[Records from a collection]
════
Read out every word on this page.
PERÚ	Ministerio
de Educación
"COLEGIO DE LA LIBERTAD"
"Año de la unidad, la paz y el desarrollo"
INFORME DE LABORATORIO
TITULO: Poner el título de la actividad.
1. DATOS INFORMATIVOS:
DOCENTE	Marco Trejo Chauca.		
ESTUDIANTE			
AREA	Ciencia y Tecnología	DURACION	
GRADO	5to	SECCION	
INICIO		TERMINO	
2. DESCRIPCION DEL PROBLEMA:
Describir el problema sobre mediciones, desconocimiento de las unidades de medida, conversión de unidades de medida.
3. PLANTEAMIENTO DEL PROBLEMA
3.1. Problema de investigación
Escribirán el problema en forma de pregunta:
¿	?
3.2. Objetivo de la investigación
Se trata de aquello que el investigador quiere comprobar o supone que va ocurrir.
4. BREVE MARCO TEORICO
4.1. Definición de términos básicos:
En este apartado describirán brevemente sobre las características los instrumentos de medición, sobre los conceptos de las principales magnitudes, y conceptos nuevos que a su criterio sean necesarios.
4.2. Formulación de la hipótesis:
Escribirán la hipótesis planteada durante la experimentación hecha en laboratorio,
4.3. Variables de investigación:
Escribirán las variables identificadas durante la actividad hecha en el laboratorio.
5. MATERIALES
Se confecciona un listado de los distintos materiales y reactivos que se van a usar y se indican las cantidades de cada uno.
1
════
Filter the entries above down to the lines containing the word "sobre".

Describir el problema sobre mediciones, desconocimiento de las unidades de medida, conversión de unidades de medida.
En este apartado describirán brevemente sobre las características los instrumentos de medición, sobre los conceptos de las principales magnitudes, y conceptos nuevos que a su criterio sean necesarios.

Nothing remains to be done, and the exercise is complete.